PROBLEM STATEMENT: Look below and pull out each line with the word "Paula".

◇ ◇ ◇

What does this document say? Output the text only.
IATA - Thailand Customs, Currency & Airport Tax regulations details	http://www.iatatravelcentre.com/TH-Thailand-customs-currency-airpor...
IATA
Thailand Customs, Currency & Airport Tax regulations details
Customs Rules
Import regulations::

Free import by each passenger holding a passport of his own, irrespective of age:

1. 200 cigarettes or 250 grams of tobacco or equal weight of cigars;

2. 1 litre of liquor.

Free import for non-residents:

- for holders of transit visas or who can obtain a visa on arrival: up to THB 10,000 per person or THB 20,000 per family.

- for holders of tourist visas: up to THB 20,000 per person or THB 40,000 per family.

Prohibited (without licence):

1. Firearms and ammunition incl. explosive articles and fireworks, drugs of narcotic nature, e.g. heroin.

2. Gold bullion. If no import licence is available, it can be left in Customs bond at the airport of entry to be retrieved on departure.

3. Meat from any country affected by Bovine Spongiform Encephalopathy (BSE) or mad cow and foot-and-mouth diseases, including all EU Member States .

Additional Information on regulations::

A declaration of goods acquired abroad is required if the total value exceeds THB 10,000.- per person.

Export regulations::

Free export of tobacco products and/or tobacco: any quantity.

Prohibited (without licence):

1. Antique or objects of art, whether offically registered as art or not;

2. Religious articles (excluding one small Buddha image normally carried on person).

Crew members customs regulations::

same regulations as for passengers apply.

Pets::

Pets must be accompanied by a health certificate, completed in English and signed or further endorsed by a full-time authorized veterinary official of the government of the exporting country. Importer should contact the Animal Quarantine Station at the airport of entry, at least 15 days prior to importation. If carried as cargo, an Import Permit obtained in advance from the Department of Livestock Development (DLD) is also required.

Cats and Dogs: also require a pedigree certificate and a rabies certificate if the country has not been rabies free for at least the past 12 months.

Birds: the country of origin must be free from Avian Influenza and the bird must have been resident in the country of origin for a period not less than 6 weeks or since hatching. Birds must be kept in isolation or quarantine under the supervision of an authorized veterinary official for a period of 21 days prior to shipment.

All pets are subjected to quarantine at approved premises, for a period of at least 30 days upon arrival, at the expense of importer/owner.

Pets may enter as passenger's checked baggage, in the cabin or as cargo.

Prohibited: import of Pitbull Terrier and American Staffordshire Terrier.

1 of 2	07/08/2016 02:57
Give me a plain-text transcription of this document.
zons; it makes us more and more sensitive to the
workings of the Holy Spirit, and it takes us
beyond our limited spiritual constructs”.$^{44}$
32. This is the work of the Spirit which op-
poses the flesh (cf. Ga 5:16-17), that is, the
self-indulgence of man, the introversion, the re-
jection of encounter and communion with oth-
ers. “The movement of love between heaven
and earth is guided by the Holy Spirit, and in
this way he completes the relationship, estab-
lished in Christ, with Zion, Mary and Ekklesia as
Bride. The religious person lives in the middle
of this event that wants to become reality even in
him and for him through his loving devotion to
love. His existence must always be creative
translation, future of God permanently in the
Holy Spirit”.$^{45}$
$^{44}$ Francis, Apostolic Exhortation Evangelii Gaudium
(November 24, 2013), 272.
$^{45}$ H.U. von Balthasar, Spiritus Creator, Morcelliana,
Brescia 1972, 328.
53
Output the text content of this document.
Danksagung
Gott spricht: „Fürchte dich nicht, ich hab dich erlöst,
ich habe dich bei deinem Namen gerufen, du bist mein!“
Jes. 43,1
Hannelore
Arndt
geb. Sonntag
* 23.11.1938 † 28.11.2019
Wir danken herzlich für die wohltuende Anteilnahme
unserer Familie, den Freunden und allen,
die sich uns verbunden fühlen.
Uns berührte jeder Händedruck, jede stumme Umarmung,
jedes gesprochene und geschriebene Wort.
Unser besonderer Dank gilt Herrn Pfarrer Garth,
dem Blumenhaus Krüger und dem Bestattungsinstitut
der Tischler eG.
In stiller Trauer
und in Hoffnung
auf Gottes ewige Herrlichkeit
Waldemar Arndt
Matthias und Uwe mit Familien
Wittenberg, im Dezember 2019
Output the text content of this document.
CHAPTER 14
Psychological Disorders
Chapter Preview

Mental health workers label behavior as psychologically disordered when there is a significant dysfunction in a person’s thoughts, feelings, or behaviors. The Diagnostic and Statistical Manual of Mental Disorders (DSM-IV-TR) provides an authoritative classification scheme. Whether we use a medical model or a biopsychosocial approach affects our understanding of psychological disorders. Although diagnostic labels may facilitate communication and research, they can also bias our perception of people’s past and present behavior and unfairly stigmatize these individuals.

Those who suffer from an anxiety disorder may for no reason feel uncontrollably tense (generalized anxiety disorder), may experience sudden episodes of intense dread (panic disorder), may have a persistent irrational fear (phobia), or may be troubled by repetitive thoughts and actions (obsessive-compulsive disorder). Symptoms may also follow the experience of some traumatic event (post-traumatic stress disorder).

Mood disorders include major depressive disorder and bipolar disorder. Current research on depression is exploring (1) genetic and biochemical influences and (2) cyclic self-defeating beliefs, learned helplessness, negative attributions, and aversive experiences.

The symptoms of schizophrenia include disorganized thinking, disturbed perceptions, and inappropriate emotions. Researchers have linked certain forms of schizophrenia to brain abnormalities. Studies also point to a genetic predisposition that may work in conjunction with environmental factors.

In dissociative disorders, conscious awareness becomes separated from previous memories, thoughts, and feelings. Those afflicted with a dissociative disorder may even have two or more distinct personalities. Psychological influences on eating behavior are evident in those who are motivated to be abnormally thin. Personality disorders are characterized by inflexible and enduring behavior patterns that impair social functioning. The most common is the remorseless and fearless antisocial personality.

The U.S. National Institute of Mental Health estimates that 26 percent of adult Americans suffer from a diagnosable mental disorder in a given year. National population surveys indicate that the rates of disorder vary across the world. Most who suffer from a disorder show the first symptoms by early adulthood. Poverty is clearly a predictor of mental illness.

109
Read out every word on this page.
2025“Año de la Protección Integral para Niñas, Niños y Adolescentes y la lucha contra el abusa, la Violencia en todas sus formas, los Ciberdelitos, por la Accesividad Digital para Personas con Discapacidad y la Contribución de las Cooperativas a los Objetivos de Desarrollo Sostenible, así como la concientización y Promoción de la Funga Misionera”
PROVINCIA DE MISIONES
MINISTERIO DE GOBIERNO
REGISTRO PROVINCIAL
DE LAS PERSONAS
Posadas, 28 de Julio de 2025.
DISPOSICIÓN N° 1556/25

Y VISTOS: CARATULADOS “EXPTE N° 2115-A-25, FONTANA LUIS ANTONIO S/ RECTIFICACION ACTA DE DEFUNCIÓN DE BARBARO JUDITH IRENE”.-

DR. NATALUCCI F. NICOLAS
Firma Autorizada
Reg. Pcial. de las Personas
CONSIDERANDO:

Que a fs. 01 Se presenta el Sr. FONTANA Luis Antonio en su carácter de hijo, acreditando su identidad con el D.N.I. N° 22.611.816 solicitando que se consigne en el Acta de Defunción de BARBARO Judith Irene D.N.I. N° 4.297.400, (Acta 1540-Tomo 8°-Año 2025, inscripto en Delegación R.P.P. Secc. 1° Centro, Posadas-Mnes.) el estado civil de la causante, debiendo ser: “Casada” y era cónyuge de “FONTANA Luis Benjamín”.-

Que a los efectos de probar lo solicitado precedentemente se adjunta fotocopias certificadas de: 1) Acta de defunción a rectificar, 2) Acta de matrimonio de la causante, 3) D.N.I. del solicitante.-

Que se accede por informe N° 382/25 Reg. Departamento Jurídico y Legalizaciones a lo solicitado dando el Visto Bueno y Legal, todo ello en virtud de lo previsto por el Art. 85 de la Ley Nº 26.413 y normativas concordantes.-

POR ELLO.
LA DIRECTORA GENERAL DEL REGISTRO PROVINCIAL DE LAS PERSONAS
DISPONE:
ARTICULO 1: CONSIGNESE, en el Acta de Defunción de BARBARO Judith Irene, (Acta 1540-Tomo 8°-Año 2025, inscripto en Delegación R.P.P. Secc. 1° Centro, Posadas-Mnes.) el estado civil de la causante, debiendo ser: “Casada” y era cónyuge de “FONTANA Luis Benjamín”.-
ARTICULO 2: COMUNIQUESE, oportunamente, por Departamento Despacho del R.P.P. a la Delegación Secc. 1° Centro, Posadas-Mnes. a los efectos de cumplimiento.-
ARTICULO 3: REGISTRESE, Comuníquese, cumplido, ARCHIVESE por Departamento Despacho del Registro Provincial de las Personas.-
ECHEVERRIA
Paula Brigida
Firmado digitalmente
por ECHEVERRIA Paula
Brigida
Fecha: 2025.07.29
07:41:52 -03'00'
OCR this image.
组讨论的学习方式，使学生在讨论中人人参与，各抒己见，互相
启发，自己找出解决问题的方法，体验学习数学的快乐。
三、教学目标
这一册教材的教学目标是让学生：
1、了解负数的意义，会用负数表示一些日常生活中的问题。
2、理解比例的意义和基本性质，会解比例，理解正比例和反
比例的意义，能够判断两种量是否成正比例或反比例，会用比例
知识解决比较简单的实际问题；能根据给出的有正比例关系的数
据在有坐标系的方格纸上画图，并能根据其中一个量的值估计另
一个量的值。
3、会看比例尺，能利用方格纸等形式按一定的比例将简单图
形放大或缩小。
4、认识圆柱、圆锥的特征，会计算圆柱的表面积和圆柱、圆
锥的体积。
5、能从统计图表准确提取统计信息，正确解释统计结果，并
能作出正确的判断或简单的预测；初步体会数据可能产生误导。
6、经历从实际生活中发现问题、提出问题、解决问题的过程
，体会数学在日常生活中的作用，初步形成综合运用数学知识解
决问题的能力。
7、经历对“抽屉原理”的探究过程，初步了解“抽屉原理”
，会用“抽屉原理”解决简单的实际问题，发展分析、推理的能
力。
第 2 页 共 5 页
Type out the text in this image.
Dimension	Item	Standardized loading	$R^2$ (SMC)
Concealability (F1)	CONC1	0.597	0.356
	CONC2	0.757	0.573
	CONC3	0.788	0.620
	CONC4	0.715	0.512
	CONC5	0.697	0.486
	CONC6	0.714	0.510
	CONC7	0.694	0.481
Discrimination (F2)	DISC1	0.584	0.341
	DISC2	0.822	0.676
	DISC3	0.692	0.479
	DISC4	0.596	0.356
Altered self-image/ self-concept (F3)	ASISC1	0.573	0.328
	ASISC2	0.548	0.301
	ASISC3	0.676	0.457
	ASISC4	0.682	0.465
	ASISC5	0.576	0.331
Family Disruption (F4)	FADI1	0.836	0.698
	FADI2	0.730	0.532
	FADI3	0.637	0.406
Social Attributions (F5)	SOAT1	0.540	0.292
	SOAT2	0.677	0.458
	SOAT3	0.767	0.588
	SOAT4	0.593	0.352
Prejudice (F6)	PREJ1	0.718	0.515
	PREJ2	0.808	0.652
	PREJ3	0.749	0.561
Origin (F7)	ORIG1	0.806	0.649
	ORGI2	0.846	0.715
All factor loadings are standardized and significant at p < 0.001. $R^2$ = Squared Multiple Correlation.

◇ ◇ ◇

OUTPUT FOR THIS EXERCISE:
Paula Brigida
por ECHEVERRIA Paula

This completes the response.